__WORK TO DO__: Return all of the entries exactly, with nothing added or left out.

------ PROVIDED DATA ------

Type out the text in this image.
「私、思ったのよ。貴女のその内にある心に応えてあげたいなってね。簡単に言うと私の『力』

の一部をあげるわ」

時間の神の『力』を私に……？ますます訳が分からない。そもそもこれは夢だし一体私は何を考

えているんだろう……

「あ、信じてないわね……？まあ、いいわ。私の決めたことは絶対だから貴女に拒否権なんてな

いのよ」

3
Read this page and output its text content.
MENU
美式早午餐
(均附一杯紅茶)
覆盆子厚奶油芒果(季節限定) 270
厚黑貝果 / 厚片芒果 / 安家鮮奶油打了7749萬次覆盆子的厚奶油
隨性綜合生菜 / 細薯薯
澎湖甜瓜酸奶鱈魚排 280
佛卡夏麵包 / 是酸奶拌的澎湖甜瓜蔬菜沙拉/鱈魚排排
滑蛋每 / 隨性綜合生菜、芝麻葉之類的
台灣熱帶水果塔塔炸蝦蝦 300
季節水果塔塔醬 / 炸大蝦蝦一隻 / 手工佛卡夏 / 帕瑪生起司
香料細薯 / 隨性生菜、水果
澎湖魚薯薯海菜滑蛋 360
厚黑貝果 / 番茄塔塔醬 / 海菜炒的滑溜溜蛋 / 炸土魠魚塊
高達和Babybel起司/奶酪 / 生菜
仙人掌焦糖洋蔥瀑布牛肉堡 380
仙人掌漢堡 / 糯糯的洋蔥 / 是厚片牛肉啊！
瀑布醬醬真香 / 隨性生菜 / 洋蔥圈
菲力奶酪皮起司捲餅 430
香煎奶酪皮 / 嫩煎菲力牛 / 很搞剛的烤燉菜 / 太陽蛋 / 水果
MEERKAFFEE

------

__RIGHT ANSWER__:
Type out the text in this image.
「私、思ったのよ。貴女のその内にある心に応えてあげたいなってね。簡単に言うと私の『力』

の一部をあげるわ」

時間の神の『力』を私に……？ますます訳が分からない。そもそもこれは夢だし一体私は何を考

えているんだろう……

「あ、信じてないわね……？まあ、いいわ。私の決めたことは絶対だから貴女に拒否権なんてな

いのよ」

3
Read this page and output its text content.
MENU
美式早午餐
(均附一杯紅茶)
覆盆子厚奶油芒果(季節限定) 270
厚黑貝果 / 厚片芒果 / 安家鮮奶油打了7749萬次覆盆子的厚奶油
隨性綜合生菜 / 細薯薯
澎湖甜瓜酸奶鱈魚排 280
佛卡夏麵包 / 是酸奶拌的澎湖甜瓜蔬菜沙拉/鱈魚排排
滑蛋每 / 隨性綜合生菜、芝麻葉之類的
台灣熱帶水果塔塔炸蝦蝦 300
季節水果塔塔醬 / 炸大蝦蝦一隻 / 手工佛卡夏 / 帕瑪生起司
香料細薯 / 隨性生菜、水果
澎湖魚薯薯海菜滑蛋 360
厚黑貝果 / 番茄塔塔醬 / 海菜炒的滑溜溜蛋 / 炸土魠魚塊
高達和Babybel起司/奶酪 / 生菜
仙人掌焦糖洋蔥瀑布牛肉堡 380
仙人掌漢堡 / 糯糯的洋蔥 / 是厚片牛肉啊！
瀑布醬醬真香 / 隨性生菜 / 洋蔥圈
菲力奶酪皮起司捲餅 430
香煎奶酪皮 / 嫩煎菲力牛 / 很搞剛的烤燉菜 / 太陽蛋 / 水果
MEERKAFFEE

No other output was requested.